start Given records
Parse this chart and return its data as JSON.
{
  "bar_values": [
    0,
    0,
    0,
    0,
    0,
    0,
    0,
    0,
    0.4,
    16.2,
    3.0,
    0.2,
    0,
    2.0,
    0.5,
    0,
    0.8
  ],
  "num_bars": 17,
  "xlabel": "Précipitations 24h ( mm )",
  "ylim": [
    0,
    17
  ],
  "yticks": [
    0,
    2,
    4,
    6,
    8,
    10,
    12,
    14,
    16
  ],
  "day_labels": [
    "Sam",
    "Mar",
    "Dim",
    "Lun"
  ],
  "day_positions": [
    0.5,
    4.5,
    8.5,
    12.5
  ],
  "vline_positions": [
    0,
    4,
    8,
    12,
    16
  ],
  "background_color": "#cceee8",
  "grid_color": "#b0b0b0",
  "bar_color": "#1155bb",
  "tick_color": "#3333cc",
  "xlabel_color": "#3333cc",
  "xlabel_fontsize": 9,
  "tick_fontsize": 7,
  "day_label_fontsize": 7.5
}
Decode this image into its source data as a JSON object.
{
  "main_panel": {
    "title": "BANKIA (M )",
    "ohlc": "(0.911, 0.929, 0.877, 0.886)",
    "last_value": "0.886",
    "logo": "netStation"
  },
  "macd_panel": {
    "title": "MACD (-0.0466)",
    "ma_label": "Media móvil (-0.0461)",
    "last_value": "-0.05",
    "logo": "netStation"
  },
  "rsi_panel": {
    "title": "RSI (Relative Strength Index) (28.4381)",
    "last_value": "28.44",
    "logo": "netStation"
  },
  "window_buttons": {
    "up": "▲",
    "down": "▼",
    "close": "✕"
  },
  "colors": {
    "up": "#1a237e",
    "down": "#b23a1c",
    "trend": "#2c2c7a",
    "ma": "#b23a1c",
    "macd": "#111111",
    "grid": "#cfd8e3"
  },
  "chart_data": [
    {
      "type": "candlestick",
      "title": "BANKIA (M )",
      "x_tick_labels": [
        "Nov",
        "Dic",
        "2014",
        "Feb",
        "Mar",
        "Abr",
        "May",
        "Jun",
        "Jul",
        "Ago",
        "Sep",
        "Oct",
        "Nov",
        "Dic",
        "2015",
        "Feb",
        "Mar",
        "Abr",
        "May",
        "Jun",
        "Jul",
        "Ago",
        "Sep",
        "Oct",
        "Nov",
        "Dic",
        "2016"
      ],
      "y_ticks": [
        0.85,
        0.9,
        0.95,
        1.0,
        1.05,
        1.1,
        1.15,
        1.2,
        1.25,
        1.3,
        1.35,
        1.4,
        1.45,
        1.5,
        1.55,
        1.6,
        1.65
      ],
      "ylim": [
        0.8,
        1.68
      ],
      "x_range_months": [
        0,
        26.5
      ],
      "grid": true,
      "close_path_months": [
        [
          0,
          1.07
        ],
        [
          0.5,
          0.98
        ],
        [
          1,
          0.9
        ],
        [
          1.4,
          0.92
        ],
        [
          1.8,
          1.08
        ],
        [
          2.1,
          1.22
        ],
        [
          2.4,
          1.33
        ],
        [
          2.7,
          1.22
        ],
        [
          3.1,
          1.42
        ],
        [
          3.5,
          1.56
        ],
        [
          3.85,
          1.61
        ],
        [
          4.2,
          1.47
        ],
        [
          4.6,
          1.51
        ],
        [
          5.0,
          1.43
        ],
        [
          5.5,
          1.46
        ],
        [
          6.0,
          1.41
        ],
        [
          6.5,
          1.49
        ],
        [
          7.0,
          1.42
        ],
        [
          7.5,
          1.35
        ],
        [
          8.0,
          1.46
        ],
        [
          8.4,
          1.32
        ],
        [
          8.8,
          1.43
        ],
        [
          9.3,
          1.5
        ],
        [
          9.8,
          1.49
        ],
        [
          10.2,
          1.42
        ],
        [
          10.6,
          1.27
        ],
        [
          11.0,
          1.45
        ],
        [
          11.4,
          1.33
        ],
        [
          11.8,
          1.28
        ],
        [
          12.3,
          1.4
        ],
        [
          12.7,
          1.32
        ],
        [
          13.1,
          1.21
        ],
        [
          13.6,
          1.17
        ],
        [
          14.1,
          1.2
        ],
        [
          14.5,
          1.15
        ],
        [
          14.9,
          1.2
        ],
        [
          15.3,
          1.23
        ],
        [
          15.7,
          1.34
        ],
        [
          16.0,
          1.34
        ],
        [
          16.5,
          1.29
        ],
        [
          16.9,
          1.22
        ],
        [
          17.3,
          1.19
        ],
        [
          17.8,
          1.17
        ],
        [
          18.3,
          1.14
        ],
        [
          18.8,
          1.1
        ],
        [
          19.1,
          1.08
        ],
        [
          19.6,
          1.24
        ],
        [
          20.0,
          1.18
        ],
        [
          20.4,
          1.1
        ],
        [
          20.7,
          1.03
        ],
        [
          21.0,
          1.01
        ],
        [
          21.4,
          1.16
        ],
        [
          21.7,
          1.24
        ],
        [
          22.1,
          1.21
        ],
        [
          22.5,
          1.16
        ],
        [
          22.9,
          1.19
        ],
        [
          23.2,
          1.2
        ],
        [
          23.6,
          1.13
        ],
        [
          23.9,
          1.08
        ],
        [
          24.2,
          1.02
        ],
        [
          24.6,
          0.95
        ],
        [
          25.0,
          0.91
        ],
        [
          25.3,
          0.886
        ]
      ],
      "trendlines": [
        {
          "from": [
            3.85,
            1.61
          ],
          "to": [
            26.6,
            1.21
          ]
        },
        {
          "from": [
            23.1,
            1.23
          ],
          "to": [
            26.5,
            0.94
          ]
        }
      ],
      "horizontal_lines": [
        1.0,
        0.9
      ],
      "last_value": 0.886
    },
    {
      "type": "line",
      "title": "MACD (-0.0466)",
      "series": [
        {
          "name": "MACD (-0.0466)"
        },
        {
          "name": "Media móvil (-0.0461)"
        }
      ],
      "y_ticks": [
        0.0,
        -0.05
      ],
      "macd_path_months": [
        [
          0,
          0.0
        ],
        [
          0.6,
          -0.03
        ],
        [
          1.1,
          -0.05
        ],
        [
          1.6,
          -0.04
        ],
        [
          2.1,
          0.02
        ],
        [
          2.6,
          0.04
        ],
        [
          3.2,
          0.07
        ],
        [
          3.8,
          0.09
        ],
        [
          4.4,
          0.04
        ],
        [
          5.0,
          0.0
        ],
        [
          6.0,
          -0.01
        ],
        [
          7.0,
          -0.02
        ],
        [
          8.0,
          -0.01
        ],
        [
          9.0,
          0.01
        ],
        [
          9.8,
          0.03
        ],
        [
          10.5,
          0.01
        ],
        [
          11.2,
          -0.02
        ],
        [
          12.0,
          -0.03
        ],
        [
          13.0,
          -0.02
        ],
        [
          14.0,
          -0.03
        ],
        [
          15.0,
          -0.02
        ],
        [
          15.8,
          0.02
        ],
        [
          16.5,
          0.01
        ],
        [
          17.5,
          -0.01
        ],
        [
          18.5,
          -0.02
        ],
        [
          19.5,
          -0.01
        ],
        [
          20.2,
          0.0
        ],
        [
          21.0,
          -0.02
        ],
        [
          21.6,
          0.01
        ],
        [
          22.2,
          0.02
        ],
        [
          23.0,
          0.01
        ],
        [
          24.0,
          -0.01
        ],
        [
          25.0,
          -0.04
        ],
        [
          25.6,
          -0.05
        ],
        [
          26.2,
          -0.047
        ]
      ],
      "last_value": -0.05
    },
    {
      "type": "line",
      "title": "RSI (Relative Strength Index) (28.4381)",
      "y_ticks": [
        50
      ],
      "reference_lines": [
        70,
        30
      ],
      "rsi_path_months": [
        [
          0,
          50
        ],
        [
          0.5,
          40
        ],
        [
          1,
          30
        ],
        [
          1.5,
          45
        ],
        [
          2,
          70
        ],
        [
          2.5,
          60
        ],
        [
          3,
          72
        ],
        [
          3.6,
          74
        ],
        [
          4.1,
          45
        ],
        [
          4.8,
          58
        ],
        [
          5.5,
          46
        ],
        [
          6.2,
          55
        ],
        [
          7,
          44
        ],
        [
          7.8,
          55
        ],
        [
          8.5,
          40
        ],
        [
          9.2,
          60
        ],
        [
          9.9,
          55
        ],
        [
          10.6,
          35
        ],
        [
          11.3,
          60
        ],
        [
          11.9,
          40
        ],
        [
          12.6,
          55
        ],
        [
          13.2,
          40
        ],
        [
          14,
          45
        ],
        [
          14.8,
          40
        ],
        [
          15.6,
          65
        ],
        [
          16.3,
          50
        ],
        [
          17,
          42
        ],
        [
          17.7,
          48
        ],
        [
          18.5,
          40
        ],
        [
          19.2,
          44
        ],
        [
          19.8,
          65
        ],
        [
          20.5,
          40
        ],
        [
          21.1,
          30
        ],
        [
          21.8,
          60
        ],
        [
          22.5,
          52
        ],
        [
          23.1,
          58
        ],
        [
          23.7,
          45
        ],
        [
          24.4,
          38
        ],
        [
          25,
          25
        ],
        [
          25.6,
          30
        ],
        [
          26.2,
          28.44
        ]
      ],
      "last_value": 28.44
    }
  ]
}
end Given records
- [Aim]: Show each line in the entries that holds the string "JSON".

- [Reply]:
Parse this chart and return its data as JSON.
Decode this image into its source data as a JSON object.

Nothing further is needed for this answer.